**Work to do:**
Which lines of the records below contain the word "will" with matching case? Pull out each of those lines in full.

— Begin —

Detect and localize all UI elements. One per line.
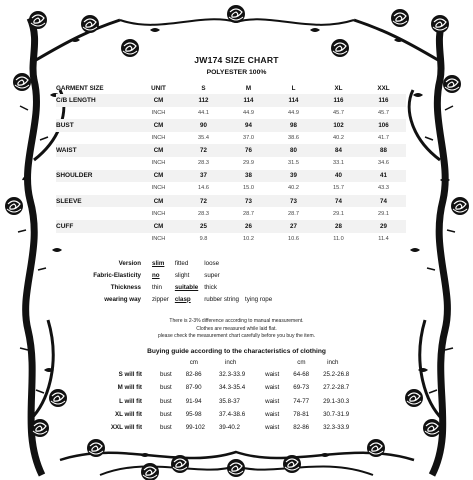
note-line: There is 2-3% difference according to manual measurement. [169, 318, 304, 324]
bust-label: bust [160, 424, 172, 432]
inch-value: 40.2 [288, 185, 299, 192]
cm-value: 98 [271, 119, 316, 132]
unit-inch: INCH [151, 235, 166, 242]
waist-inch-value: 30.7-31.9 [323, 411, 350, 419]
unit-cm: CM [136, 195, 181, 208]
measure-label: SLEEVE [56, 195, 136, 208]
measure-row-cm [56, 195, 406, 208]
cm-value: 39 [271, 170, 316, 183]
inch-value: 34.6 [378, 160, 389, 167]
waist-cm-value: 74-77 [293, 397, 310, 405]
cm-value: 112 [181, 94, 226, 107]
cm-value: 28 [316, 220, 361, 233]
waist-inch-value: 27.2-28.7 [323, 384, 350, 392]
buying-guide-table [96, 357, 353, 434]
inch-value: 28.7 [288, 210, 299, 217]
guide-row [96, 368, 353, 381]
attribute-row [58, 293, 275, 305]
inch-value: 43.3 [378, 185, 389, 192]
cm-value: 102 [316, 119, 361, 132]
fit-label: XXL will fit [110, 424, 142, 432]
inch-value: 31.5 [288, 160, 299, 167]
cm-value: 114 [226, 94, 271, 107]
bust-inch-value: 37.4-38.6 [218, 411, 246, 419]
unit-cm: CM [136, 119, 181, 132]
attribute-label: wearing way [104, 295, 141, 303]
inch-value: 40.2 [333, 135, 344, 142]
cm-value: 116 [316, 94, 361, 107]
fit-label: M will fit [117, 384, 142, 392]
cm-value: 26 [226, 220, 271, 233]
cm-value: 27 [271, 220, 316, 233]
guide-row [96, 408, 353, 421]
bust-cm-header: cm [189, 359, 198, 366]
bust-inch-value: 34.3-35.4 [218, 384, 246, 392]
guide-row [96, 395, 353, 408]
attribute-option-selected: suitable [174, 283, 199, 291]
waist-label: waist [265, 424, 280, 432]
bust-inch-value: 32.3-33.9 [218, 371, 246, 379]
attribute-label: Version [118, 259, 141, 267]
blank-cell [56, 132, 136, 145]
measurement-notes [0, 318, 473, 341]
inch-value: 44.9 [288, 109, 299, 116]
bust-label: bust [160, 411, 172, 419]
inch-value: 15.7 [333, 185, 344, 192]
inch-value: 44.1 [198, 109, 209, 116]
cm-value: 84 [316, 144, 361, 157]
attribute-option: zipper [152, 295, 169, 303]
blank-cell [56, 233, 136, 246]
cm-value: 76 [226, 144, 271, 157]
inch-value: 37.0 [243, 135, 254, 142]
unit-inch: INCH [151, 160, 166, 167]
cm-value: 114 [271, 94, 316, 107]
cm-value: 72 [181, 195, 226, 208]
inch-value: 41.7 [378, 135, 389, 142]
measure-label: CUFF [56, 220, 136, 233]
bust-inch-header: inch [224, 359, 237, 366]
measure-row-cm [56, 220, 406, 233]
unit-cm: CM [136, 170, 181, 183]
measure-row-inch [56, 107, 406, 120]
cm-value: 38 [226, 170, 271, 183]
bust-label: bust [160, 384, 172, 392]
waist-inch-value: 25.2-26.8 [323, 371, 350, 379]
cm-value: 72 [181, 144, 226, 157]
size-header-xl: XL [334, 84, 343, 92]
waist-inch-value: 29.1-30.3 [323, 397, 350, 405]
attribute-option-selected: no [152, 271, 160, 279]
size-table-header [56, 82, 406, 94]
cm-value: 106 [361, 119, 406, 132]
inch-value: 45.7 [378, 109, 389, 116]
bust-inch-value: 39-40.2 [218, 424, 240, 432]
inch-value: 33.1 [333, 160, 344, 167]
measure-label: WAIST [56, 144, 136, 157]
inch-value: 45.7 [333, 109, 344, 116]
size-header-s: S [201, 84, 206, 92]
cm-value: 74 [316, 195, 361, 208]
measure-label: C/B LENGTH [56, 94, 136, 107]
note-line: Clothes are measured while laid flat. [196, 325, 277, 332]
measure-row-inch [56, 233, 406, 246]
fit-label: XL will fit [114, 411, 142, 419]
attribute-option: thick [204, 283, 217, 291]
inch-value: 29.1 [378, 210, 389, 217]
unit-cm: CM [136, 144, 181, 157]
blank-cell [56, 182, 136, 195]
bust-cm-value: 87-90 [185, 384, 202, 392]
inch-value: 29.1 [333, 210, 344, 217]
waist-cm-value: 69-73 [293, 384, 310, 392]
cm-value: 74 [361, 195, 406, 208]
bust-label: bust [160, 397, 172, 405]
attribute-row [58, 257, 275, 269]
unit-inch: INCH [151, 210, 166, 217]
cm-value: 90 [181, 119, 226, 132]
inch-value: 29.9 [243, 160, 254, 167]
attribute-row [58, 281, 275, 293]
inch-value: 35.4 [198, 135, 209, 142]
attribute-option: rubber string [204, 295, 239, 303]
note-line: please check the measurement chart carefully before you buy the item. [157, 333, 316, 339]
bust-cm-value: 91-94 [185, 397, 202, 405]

— End —

**Right answer:**
fit-label: XXL will fit [110, 424, 142, 432]
fit-label: M will fit [117, 384, 142, 392]
fit-label: XL will fit [114, 411, 142, 419]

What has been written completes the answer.